[Stored records]

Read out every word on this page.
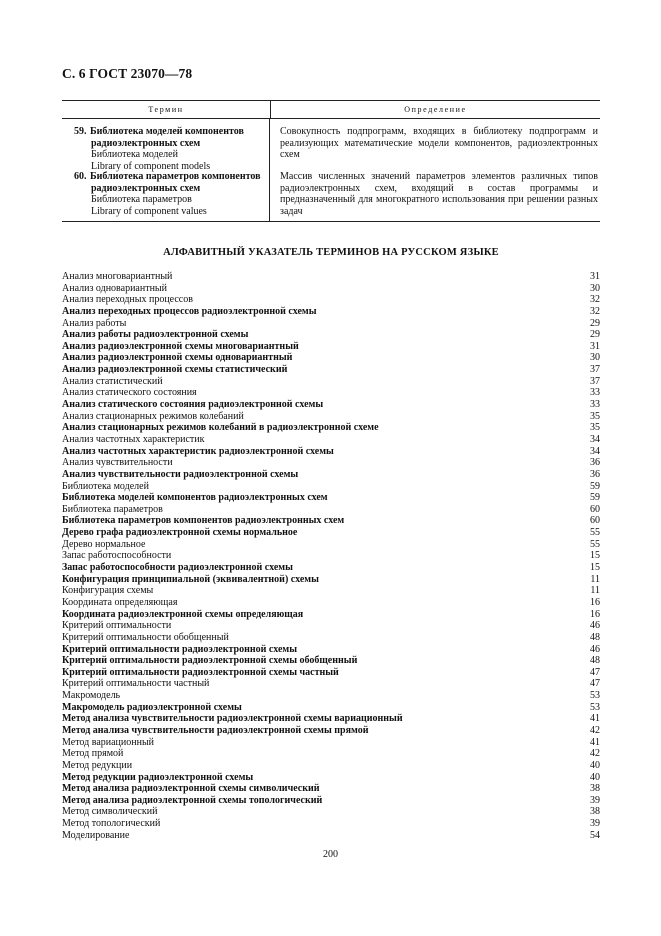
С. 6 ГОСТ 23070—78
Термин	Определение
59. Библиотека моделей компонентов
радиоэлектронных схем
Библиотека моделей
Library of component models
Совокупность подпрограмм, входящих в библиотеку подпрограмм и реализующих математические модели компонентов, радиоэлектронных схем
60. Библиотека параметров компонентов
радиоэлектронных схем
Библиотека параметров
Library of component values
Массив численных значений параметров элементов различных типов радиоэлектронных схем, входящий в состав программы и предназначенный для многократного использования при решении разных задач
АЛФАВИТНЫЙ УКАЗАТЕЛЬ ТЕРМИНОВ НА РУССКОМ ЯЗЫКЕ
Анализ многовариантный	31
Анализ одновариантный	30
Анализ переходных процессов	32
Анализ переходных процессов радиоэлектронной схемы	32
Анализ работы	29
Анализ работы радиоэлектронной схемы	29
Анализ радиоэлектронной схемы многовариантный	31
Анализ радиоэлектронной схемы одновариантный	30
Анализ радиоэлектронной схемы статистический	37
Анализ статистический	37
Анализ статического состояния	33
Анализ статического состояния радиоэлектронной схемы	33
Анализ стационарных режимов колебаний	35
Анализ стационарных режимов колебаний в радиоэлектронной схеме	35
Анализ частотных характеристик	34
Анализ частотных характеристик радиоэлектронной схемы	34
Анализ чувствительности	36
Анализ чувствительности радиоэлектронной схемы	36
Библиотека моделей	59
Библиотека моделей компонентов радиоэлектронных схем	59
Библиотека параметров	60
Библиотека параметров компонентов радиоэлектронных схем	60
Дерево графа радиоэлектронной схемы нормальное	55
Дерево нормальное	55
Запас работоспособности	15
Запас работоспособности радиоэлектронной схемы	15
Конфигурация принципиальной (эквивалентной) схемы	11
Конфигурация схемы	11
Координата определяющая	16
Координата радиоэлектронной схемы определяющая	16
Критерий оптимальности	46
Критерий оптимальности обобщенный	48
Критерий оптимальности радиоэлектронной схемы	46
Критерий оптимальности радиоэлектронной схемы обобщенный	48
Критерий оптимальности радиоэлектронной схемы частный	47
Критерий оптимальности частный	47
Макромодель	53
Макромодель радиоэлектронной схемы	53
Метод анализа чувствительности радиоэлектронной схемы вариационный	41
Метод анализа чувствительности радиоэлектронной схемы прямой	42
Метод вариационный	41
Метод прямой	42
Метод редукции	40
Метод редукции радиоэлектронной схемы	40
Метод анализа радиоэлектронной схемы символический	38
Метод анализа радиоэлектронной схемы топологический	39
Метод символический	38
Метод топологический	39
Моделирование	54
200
* * *
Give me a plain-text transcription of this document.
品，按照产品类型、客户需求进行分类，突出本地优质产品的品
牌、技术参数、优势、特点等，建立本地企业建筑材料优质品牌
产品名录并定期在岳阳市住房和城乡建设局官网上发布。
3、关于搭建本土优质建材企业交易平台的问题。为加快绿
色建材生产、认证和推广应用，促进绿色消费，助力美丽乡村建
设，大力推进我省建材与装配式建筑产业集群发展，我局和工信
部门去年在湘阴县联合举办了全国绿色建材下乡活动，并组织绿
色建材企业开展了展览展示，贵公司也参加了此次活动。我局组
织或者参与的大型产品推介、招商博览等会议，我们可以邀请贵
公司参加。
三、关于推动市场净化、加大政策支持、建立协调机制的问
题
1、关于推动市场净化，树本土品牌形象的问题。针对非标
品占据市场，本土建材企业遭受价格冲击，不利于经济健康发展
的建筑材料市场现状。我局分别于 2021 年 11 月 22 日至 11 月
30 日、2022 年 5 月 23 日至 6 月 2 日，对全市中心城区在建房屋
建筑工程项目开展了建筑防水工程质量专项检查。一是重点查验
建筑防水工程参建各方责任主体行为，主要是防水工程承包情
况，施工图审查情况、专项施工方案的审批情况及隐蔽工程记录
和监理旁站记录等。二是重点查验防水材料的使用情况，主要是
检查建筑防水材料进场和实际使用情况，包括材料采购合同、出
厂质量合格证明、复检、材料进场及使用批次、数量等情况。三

TASK OBJECTIVE
Find the word "анализа" in the records and pull out each line that has it.

WRITTEN ANSWER
Метод анализа чувствительности радиоэлектронной схемы вариационный	41
Метод анализа чувствительности радиоэлектронной схемы прямой	42
Метод анализа радиоэлектронной схемы символический	38
Метод анализа радиоэлектронной схемы топологический	39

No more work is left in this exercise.